◆ **EXERCISE**:
Only the number is wanted: how many lines of these entries contain the word "Wills"?

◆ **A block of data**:

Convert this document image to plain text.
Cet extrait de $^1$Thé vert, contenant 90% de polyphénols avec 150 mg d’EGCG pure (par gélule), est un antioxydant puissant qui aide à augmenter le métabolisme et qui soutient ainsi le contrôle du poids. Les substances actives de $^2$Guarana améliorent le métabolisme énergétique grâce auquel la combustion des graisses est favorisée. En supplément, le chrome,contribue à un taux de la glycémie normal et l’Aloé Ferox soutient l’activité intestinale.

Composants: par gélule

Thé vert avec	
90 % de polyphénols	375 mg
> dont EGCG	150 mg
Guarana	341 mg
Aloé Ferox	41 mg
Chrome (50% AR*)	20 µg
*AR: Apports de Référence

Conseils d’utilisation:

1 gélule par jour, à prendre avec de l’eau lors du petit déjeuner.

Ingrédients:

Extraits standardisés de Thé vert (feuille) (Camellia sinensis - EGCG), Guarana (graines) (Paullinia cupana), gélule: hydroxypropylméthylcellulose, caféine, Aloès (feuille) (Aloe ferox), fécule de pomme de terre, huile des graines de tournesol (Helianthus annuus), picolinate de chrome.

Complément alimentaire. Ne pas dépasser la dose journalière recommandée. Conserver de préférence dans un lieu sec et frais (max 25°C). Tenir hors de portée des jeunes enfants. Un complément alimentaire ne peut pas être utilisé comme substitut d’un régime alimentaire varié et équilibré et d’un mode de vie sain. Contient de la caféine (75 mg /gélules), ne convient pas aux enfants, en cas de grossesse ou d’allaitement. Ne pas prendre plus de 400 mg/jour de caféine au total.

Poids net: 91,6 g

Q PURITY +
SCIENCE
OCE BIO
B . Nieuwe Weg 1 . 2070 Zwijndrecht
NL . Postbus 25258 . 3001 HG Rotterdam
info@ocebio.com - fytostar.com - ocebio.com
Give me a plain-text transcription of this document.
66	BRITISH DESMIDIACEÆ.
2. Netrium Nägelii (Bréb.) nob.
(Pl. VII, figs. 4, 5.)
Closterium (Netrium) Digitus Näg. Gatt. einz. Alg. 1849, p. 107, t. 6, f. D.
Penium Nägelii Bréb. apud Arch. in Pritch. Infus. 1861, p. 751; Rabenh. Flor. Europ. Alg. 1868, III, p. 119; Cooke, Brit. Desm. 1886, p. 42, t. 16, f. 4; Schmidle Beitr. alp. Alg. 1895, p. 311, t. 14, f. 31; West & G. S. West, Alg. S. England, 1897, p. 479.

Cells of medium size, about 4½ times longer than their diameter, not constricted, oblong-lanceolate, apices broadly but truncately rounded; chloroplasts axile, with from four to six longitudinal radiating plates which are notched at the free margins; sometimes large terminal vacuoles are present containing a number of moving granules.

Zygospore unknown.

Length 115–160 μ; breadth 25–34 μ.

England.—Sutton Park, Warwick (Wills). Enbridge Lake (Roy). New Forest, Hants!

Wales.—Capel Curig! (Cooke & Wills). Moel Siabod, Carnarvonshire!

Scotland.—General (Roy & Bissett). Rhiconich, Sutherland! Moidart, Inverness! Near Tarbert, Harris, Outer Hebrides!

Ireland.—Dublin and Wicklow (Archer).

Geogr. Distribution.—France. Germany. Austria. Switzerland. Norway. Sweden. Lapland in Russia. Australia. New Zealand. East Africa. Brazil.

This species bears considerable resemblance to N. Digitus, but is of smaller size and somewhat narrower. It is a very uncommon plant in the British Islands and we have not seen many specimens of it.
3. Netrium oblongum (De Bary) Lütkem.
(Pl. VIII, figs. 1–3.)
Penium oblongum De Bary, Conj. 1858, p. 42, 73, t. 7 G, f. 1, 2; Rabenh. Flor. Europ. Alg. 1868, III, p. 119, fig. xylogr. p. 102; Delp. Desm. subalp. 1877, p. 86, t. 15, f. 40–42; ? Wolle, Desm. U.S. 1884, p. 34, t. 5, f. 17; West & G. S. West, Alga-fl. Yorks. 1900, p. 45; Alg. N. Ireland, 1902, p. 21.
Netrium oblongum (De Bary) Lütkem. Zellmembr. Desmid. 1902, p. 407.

◆ **THE RESPONSE**:
2